→ Aim: Would you quote every entry exactly, dropping only the pictures?

→ Input rows:
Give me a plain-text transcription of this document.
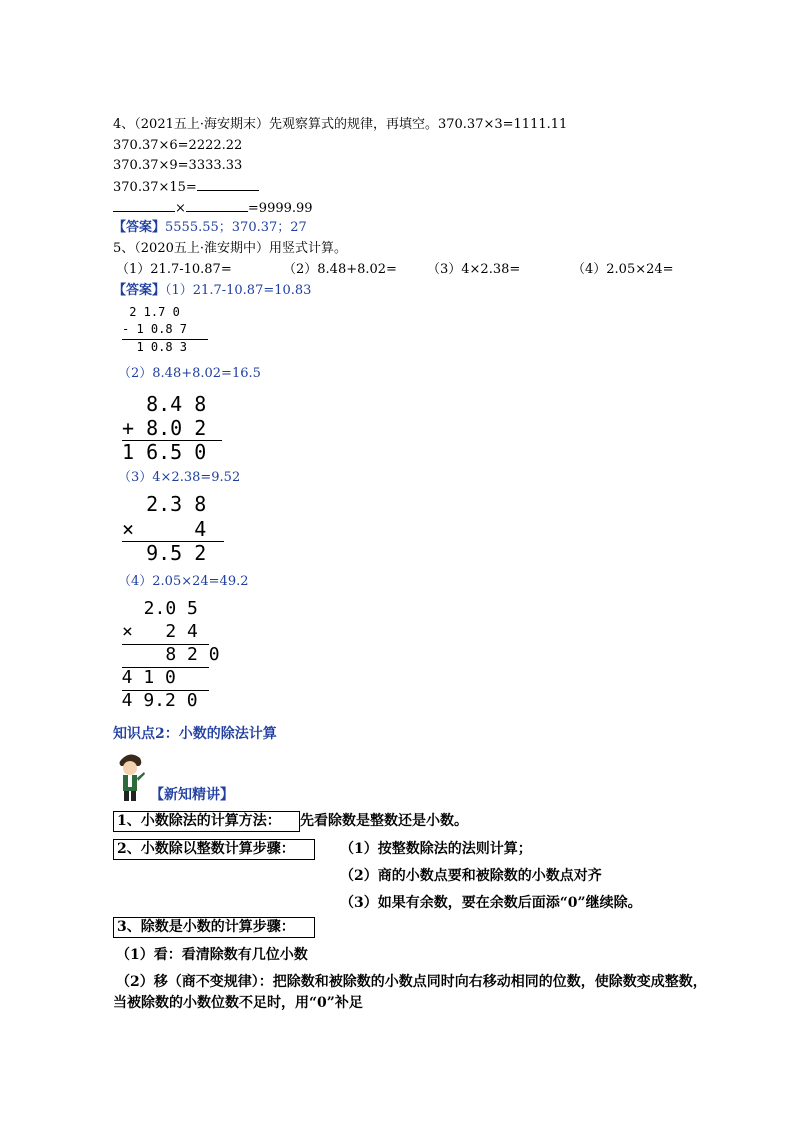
4、（2021五上·海安期末）先观察算式的规律，再填空。370.37×3=1111.11
370.37×6=2222.22
370.37×9=3333.33
370.37×15=
×	=9999.99
【答案】5555.55；370.37；27
5、（2020五上·淮安期中）用竖式计算。
（1）21.7-10.87=	（2）8.48+8.02= （3）4×2.38=	（4）2.05×24=
【答案】（1）21.7-10.87=10.83
2 1.7 0
- 1 0.8 7
1 0.8 3
（2）8.48+8.02=16.5
8.4 8
+ 8.0 2
1 6.5 0
（3）4×2.38=9.52
2.3 8
×     4
9.5 2
（4）2.05×24=49.2
2.0 5
×   2 4
8 2 0
4 1 0
4 9.2 0
知识点2：小数的除法计算
【新知精讲】
1、小数除法的计算方法：	先看除数是整数还是小数。
2、小数除以整数计算步骤：	（1）按整数除法的法则计算；
（2）商的小数点要和被除数的小数点对齐
（3）如果有余数，要在余数后面添“0”继续除。
3、除数是小数的计算步骤：
（1）看：看清除数有几位小数
（2）移（商不变规律）：把除数和被除数的小数点同时向右移动相同的位数，使除数变成整数，
当被除数的小数位数不足时，用“0”补足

→ Exercise output:
Give me a plain-text transcription of this document.
4、（2021五上·海安期末）先观察算式的规律，再填空。370.37×3=1111.11
370.37×6=2222.22
370.37×9=3333.33
370.37×15=
×	=9999.99
【答案】5555.55；370.37；27
5、（2020五上·淮安期中）用竖式计算。
（1）21.7-10.87=	（2）8.48+8.02= （3）4×2.38=	（4）2.05×24=
【答案】（1）21.7-10.87=10.83
2 1.7 0
- 1 0.8 7
1 0.8 3
（2）8.48+8.02=16.5
8.4 8
+ 8.0 2
1 6.5 0
（3）4×2.38=9.52
2.3 8
×     4
9.5 2
（4）2.05×24=49.2
2.0 5
×   2 4
8 2 0
4 1 0
4 9.2 0
知识点2：小数的除法计算
【新知精讲】
1、小数除法的计算方法：	先看除数是整数还是小数。
2、小数除以整数计算步骤：	（1）按整数除法的法则计算；
（2）商的小数点要和被除数的小数点对齐
（3）如果有余数，要在余数后面添“0”继续除。
3、除数是小数的计算步骤：
（1）看：看清除数有几位小数
（2）移（商不变规律）：把除数和被除数的小数点同时向右移动相同的位数，使除数变成整数，
当被除数的小数位数不足时，用“0”补足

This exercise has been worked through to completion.